## PASSAGE FOURNI
============
Contre toute attente, le Québec ne vivra pas une première historique peu enviable. Pendant une bonne partie de la saison, tout indiquait qu’aucun joueur de la province ne parviendrait à se hisser parmi les 100 meilleurs pointeurs de la LNH — un scénario impensable il y a encore quelques années.
Finalement, deux noms sont venus sauver les meubles.
Anthony Mantha, porté par une séquence offensive spectaculaire de 35 points à ses 36 derniers matchs, a terminé la saison avec 64 points en 81 rencontres, bon pour le 71e rang du circuit. De son côté, Alexis Lafrenière a profité d’une fin de saison en force pour se glisser de justesse dans le top-100, au 100e rang avec 57 points.
Sur papier, le Québec évite donc l’embarras. Mais dans les faits, la tendance demeure inquiétante.
La 71e position de Mantha représente la troisième pire performance pour le meilleur pointeur québécois en une saison dans l’histoire moderne de la LNH. Plus troublant encore : il s’agit d’une quatrième saison consécutive sans aucun joueur québécois parmi les 50 meilleurs marqueurs du circuit.
============
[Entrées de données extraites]
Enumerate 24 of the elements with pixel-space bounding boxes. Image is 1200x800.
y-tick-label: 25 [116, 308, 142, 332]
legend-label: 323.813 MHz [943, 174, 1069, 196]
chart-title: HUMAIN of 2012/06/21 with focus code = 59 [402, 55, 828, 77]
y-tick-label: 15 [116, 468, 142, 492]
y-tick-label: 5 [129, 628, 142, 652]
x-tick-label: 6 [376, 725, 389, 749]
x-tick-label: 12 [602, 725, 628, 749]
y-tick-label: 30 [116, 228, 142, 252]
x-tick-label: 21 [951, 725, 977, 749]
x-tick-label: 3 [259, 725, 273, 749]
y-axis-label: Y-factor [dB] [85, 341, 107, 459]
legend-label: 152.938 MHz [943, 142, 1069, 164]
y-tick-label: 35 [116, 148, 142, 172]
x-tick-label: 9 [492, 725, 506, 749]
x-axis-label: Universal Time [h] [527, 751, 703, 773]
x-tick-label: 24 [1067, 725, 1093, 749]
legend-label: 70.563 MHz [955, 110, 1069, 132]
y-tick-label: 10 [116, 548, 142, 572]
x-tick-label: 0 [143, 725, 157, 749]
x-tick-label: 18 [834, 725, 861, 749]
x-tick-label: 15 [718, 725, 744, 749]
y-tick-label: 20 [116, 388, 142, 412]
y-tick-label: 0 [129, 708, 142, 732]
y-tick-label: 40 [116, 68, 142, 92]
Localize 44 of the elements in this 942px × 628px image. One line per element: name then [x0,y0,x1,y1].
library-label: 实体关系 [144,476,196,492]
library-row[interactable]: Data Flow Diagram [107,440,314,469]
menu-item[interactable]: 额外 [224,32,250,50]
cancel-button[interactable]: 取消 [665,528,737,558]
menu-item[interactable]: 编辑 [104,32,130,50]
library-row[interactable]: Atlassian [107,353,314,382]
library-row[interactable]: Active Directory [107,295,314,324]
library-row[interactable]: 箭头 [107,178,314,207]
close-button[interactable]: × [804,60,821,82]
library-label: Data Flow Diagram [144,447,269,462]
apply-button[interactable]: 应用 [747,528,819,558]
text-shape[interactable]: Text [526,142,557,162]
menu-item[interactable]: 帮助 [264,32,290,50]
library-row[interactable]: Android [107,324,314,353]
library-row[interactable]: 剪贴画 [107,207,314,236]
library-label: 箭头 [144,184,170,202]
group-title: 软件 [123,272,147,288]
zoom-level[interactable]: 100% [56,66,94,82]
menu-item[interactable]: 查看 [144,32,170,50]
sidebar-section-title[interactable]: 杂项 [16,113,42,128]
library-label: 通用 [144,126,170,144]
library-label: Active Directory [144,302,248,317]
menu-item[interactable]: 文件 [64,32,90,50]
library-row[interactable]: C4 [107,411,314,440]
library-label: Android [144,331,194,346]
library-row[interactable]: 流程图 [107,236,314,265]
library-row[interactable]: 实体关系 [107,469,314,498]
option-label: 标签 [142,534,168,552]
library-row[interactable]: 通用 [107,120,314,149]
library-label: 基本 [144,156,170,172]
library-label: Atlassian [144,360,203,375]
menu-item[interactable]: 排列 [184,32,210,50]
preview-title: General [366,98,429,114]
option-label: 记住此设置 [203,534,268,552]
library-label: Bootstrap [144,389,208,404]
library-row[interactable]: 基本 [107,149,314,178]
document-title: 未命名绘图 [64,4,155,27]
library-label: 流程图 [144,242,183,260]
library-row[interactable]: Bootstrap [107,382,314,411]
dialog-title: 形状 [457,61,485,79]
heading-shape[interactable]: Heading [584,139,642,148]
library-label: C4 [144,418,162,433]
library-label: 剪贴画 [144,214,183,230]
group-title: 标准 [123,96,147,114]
============
## TÂCHES À RÉALISER
**a.** D'après le texte sur les joueurs québécois de la LNH, pourquoi la tendance reste-t-elle inquiétante malgré la présence de deux Québécois dans le top-100 ? Répondez en une à trois phrases.
**b.** Rédigez la suite du texte sur les joueurs québécois de la LNH, s'il vous plaît, à partir de sa dernière phrase.
Les données ci-dessus n'ont aucun rapport avec le texte sur les joueurs québécois de la LNH.

## RÉPONSES AUX TÂCHES
**a.** La 71e position de Mantha représente la troisième pire performance pour le meilleur pointeur québécois en une saison dans l'histoire moderne de la LNH. De plus, c'est une quatrième saison consécutive sans aucun joueur québécois parmi les 50 meilleurs marqueurs du circuit.

**b.**
Un recul qui contraste fortement avec les décennies précédentes, où les talents offensifs de la province occupaient régulièrement le haut des classements.
Chez les défenseurs, Mike Matheson a mené le groupe avec 37 points, tandis qu’une blessure a freiné l’élan de Thomas Chabot, qui aurait pu s’approcher du plateau des 45 points.
Fait intéressant, le nombre total de Québécois dans la LNH demeure stable. Avec 58 joueurs ayant disputé au moins un match cette saison, la moyenne des dernières années est respectée.
Mais la quantité ne compense plus la qualité au sommet.
Le Québec produit encore des joueurs… mais de moins en moins de vedettes.